_Short task:_
Your answer should be only a number: how many lines include the word "minuten".

— Begin Input data —

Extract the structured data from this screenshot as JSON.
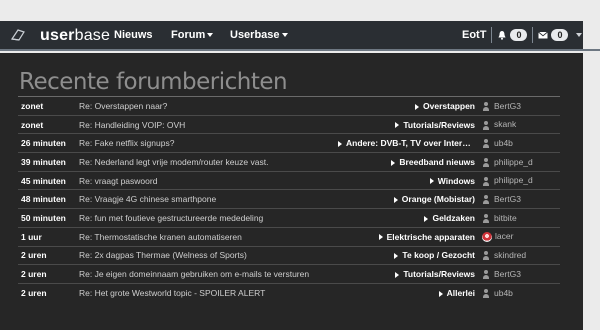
{
  "navbar": {
    "brand_prefix": "user",
    "brand_suffix": "base",
    "menu": [
      {
        "label": "Nieuws",
        "dropdown": false
      },
      {
        "label": "Forum",
        "dropdown": true
      },
      {
        "label": "Userbase",
        "dropdown": true
      }
    ],
    "username": "EotT",
    "notifications_count": "0",
    "messages_count": "0",
    "icons": [
      "logo-icon",
      "bell-icon",
      "envelope-icon",
      "chevron-down-icon"
    ]
  },
  "page": {
    "title": "Recente forumberichten"
  },
  "topics": [
    {
      "time": "zonet",
      "title": "Re: Overstappen naar?",
      "forum": "Overstappen",
      "user": "BertG3",
      "avatar": "user-icon"
    },
    {
      "time": "zonet",
      "title": "Re: Handleiding VOIP: OVH",
      "forum": "Tutorials/Reviews",
      "user": "skank",
      "avatar": "user-icon"
    },
    {
      "time": "26 minuten",
      "title": "Re: Fake netflix signups?",
      "forum": "Andere: DVB-T, TV over Interne...",
      "user": "ub4b",
      "avatar": "user-icon"
    },
    {
      "time": "39 minuten",
      "title": "Re: Nederland legt vrije modem/router keuze vast.",
      "forum": "Breedband nieuws",
      "user": "philippe_d",
      "avatar": "user-icon"
    },
    {
      "time": "45 minuten",
      "title": "Re: vraagt paswoord",
      "forum": "Windows",
      "user": "philippe_d",
      "avatar": "user-icon"
    },
    {
      "time": "48 minuten",
      "title": "Re: Vraagje 4G chinese smarthpone",
      "forum": "Orange (Mobistar)",
      "user": "BertG3",
      "avatar": "user-icon"
    },
    {
      "time": "50 minuten",
      "title": "Re: fun met foutieve gestructureerde mededeling",
      "forum": "Geldzaken",
      "user": "bitbite",
      "avatar": "user-icon"
    },
    {
      "time": "1 uur",
      "title": "Re: Thermostatische kranen automatiseren",
      "forum": "Elektrische apparaten",
      "user": "lacer",
      "avatar": "avatar-image"
    },
    {
      "time": "2 uren",
      "title": "Re: 2x dagpas Thermae (Welness of Sports)",
      "forum": "Te koop / Gezocht",
      "user": "skindred",
      "avatar": "user-icon"
    },
    {
      "time": "2 uren",
      "title": "Re: Je eigen domeinnaam gebruiken om e-mails te versturen",
      "forum": "Tutorials/Reviews",
      "user": "BertG3",
      "avatar": "user-icon"
    },
    {
      "time": "2 uren",
      "title": "Re: Het grote Westworld topic - SPOILER ALERT",
      "forum": "Allerlei",
      "user": "ub4b",
      "avatar": "user-icon"
    }
  ],
  "colors": {
    "navbar_bg": "#2a2e33",
    "content_bg": "#262626",
    "title_text": "#8e8e8e"
  }
}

— End Input data —

_Response to the task:_
5